▸ **DATA LINES**:
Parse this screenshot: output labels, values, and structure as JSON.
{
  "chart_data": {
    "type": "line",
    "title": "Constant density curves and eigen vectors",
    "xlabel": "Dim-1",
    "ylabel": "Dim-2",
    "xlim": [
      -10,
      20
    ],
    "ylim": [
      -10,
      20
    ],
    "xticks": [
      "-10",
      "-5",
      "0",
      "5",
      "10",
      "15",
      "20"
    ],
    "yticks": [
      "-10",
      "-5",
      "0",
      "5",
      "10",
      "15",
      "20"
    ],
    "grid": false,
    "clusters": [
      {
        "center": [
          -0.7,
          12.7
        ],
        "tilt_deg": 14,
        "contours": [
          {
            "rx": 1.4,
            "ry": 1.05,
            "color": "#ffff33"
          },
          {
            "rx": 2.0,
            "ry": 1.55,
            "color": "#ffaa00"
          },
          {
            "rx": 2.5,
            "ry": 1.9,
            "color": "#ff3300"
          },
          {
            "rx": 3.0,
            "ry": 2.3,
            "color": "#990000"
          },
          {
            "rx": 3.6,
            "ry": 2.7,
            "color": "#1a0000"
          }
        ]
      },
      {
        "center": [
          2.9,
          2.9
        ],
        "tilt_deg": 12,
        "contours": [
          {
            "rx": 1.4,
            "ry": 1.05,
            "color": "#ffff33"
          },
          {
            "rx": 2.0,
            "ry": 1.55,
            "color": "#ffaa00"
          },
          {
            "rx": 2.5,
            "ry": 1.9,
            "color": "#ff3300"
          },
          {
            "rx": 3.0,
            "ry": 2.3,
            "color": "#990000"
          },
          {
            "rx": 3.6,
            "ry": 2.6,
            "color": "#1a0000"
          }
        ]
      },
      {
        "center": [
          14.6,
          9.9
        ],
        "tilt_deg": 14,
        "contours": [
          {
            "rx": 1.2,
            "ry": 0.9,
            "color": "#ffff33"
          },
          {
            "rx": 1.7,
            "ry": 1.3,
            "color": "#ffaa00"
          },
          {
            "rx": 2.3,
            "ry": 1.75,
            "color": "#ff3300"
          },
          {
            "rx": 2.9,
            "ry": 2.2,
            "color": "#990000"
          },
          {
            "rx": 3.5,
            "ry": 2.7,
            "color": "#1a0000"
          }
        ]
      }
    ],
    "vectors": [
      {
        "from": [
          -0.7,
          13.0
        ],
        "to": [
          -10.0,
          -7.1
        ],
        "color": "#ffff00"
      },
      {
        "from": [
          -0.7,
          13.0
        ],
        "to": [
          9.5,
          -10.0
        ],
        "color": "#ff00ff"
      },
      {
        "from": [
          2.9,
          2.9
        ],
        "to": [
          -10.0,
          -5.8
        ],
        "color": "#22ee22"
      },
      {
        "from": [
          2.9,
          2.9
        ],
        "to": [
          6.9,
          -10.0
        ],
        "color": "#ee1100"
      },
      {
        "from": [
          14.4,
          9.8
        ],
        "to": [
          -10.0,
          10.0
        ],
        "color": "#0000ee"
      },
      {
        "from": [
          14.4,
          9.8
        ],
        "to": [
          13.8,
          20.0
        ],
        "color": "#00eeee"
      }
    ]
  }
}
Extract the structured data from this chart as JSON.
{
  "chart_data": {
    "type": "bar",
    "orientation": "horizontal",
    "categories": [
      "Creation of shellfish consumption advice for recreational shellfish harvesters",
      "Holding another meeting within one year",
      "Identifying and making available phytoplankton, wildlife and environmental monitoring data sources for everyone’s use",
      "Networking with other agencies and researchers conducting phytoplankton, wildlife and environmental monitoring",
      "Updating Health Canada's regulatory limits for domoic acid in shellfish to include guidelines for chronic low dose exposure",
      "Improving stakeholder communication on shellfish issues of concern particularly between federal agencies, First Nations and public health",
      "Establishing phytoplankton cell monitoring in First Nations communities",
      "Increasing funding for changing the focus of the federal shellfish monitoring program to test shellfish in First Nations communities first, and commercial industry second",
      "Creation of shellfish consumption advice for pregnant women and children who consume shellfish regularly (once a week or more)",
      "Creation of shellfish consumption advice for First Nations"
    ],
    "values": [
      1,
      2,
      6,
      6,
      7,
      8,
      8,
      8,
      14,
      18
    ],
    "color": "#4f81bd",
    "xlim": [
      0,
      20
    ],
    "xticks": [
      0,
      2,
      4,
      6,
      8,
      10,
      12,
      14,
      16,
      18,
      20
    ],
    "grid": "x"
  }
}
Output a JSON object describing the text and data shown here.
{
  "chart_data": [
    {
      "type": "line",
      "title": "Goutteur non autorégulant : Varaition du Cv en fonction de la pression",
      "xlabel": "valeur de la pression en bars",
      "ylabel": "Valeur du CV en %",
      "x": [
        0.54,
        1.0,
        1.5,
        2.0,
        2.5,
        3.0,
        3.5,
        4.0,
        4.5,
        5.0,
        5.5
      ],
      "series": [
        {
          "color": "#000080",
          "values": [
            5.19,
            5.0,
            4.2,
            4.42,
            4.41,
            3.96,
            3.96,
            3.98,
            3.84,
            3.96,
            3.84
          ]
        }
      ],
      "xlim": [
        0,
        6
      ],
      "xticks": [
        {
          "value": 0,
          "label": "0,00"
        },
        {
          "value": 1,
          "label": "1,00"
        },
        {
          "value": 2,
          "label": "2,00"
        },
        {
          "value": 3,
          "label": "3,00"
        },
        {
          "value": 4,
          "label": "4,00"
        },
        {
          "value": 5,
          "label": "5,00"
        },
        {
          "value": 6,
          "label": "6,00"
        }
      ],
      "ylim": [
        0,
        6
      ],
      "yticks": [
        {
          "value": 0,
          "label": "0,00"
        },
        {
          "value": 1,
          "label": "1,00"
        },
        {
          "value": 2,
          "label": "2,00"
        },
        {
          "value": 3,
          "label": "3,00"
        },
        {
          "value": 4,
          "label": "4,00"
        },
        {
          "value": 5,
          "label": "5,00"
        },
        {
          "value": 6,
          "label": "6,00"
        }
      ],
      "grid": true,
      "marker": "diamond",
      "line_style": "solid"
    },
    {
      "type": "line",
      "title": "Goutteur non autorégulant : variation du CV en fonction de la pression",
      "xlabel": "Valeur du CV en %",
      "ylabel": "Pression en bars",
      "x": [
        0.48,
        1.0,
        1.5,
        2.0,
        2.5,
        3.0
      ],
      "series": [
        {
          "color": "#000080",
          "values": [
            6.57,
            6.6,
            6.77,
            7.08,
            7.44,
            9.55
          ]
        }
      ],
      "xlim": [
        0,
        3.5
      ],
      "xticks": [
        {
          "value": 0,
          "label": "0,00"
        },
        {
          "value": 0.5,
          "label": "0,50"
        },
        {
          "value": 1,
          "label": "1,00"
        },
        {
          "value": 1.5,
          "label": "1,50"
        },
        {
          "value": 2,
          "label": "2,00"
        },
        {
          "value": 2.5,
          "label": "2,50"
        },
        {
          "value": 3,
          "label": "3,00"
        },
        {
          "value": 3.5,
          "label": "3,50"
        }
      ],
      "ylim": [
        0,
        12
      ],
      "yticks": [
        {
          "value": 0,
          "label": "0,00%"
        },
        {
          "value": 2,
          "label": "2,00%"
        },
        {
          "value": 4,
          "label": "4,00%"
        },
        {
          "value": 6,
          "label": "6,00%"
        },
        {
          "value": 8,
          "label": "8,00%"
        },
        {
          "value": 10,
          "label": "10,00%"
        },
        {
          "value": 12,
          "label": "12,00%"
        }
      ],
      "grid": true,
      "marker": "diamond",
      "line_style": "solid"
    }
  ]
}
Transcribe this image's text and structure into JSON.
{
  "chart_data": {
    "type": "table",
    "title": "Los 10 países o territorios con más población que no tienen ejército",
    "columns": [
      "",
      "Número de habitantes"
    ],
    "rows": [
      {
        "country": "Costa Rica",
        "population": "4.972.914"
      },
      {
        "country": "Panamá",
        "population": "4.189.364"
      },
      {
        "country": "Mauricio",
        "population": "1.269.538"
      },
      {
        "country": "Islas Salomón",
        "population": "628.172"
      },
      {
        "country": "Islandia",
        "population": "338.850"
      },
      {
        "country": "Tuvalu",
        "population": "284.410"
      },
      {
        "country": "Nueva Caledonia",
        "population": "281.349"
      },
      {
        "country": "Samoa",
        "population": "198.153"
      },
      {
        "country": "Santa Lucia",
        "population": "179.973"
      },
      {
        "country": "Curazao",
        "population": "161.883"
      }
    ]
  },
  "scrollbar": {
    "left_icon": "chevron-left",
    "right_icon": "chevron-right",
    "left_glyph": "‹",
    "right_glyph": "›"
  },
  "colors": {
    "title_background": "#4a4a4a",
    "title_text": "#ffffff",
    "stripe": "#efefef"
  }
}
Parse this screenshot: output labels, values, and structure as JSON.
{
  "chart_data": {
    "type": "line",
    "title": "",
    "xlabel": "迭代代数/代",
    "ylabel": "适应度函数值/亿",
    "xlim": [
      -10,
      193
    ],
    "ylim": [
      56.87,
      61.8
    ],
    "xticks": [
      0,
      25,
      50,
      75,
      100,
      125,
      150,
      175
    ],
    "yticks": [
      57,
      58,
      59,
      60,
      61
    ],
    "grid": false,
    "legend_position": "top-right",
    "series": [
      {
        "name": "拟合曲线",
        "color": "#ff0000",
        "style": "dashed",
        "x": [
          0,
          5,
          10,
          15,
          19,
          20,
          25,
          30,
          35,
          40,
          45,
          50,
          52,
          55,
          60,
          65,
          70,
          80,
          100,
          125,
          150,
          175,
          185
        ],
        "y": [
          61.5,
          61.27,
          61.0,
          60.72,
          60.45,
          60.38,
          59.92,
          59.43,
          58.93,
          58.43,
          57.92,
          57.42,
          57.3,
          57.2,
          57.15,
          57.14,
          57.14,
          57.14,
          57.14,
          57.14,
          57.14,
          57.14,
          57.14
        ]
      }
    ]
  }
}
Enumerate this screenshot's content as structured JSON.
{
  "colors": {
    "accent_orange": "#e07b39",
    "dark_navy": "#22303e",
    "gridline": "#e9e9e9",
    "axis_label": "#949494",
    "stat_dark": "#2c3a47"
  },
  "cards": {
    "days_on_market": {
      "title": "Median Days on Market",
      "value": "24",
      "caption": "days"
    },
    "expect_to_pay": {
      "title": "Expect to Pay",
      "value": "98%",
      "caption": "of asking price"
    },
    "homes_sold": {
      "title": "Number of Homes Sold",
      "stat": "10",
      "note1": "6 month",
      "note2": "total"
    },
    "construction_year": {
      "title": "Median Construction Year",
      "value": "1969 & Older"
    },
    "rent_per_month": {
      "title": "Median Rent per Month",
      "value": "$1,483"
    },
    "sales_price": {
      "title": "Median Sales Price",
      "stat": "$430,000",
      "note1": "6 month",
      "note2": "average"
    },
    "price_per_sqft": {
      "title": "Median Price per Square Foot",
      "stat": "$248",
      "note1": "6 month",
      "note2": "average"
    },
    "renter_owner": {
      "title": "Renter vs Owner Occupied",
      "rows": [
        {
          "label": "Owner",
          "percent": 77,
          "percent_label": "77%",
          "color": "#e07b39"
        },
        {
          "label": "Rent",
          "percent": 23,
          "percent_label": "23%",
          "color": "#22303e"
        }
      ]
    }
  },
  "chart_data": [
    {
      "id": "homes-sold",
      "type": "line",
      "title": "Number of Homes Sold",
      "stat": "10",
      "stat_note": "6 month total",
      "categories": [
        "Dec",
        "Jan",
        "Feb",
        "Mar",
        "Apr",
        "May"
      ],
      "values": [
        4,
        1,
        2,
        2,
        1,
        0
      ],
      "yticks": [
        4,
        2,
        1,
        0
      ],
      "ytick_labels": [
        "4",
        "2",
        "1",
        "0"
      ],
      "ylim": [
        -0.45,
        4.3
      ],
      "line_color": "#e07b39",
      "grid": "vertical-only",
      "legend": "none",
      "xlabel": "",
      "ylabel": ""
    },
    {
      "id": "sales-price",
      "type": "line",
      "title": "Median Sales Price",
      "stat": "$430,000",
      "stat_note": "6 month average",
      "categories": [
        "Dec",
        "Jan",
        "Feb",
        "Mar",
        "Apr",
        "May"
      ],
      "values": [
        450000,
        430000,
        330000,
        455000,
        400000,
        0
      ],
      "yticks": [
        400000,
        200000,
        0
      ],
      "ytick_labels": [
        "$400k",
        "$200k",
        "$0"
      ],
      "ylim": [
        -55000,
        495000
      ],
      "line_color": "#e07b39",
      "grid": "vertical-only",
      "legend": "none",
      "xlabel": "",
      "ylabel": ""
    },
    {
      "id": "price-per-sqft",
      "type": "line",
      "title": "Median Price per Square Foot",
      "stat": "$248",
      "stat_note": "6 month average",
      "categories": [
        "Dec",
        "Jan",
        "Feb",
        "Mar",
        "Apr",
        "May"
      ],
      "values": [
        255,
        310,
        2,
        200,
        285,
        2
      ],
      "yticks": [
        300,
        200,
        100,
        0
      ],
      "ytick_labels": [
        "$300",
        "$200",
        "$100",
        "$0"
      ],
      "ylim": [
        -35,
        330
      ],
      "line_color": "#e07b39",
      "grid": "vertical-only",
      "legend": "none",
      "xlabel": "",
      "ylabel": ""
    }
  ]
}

▸ **EXERCISE**:
Provide only the number of lines in the entries that hold the word "bars".

▸ **WRITTEN RESPONSE**:
2